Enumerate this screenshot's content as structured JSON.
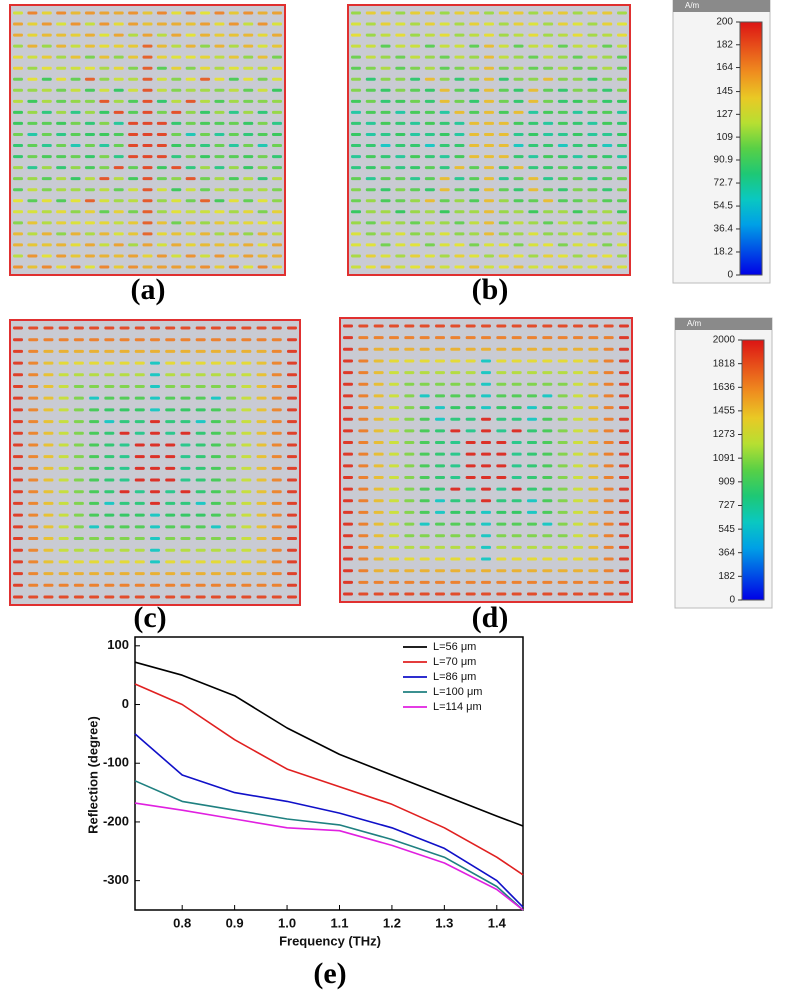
{
  "panels": [
    {
      "label": "(a)"
    },
    {
      "label": "(b)"
    },
    {
      "label": "(c)"
    },
    {
      "label": "(d)"
    }
  ],
  "colorbars": [
    {
      "unit": "A/m",
      "lim": [
        0,
        200
      ],
      "ticks": [
        200,
        182,
        164,
        145,
        127,
        109,
        90.9,
        72.7,
        54.5,
        36.4,
        18.2,
        0
      ]
    },
    {
      "unit": "A/m",
      "lim": [
        0,
        2000
      ],
      "ticks": [
        2000,
        1818,
        1636,
        1455,
        1273,
        1091,
        909,
        727,
        545,
        364,
        182,
        0
      ]
    }
  ],
  "chart_data": {
    "type": "line",
    "panel_label": "(e)",
    "x_label": "Frequency (THz)",
    "y_label": "Reflection (degree)",
    "x": [
      0.71,
      0.8,
      0.9,
      1.0,
      1.1,
      1.2,
      1.3,
      1.4,
      1.45
    ],
    "series": [
      {
        "name": "L=56 μm",
        "color": "#000000",
        "values": [
          72,
          50,
          15,
          -40,
          -85,
          -120,
          -155,
          -190,
          -207
        ]
      },
      {
        "name": "L=70 μm",
        "color": "#e02020",
        "values": [
          35,
          0,
          -60,
          -110,
          -140,
          -170,
          -210,
          -260,
          -290
        ]
      },
      {
        "name": "L=86 μm",
        "color": "#1010c8",
        "values": [
          -50,
          -120,
          -150,
          -165,
          -185,
          -210,
          -245,
          -300,
          -345
        ]
      },
      {
        "name": "L=100 μm",
        "color": "#1f8080",
        "values": [
          -130,
          -165,
          -180,
          -195,
          -205,
          -230,
          -260,
          -310,
          -350
        ]
      },
      {
        "name": "L=114 μm",
        "color": "#e020e0",
        "values": [
          -168,
          -180,
          -195,
          -210,
          -215,
          -240,
          -270,
          -315,
          -350
        ]
      }
    ],
    "xlim": [
      0.71,
      1.45
    ],
    "ylim": [
      -350,
      115
    ],
    "xticks": [
      0.8,
      0.9,
      {
        "value": 1,
        "label": "1.0"
      },
      1.1,
      1.2,
      1.3,
      1.4
    ],
    "yticks": [
      -300,
      -200,
      -100,
      0,
      100
    ],
    "legend": "top-right"
  }
}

— WHAT YOU ARE ASKED TO DO —
Give the material again exactly as it is, but keep the pictures out.

— COMPLETE ANSWER —
Enumerate this screenshot's content as structured JSON.
{
  "panels": [
    {
      "label": "(a)"
    },
    {
      "label": "(b)"
    },
    {
      "label": "(c)"
    },
    {
      "label": "(d)"
    }
  ],
  "colorbars": [
    {
      "unit": "A/m",
      "lim": [
        0,
        200
      ],
      "ticks": [
        200,
        182,
        164,
        145,
        127,
        109,
        90.9,
        72.7,
        54.5,
        36.4,
        18.2,
        0
      ]
    },
    {
      "unit": "A/m",
      "lim": [
        0,
        2000
      ],
      "ticks": [
        2000,
        1818,
        1636,
        1455,
        1273,
        1091,
        909,
        727,
        545,
        364,
        182,
        0
      ]
    }
  ],
  "chart_data": {
    "type": "line",
    "panel_label": "(e)",
    "x_label": "Frequency (THz)",
    "y_label": "Reflection (degree)",
    "x": [
      0.71,
      0.8,
      0.9,
      1.0,
      1.1,
      1.2,
      1.3,
      1.4,
      1.45
    ],
    "series": [
      {
        "name": "L=56 μm",
        "color": "#000000",
        "values": [
          72,
          50,
          15,
          -40,
          -85,
          -120,
          -155,
          -190,
          -207
        ]
      },
      {
        "name": "L=70 μm",
        "color": "#e02020",
        "values": [
          35,
          0,
          -60,
          -110,
          -140,
          -170,
          -210,
          -260,
          -290
        ]
      },
      {
        "name": "L=86 μm",
        "color": "#1010c8",
        "values": [
          -50,
          -120,
          -150,
          -165,
          -185,
          -210,
          -245,
          -300,
          -345
        ]
      },
      {
        "name": "L=100 μm",
        "color": "#1f8080",
        "values": [
          -130,
          -165,
          -180,
          -195,
          -205,
          -230,
          -260,
          -310,
          -350
        ]
      },
      {
        "name": "L=114 μm",
        "color": "#e020e0",
        "values": [
          -168,
          -180,
          -195,
          -210,
          -215,
          -240,
          -270,
          -315,
          -350
        ]
      }
    ],
    "xlim": [
      0.71,
      1.45
    ],
    "ylim": [
      -350,
      115
    ],
    "xticks": [
      0.8,
      0.9,
      {
        "value": 1,
        "label": "1.0"
      },
      1.1,
      1.2,
      1.3,
      1.4
    ],
    "yticks": [
      -300,
      -200,
      -100,
      0,
      100
    ],
    "legend": "top-right"
  }
}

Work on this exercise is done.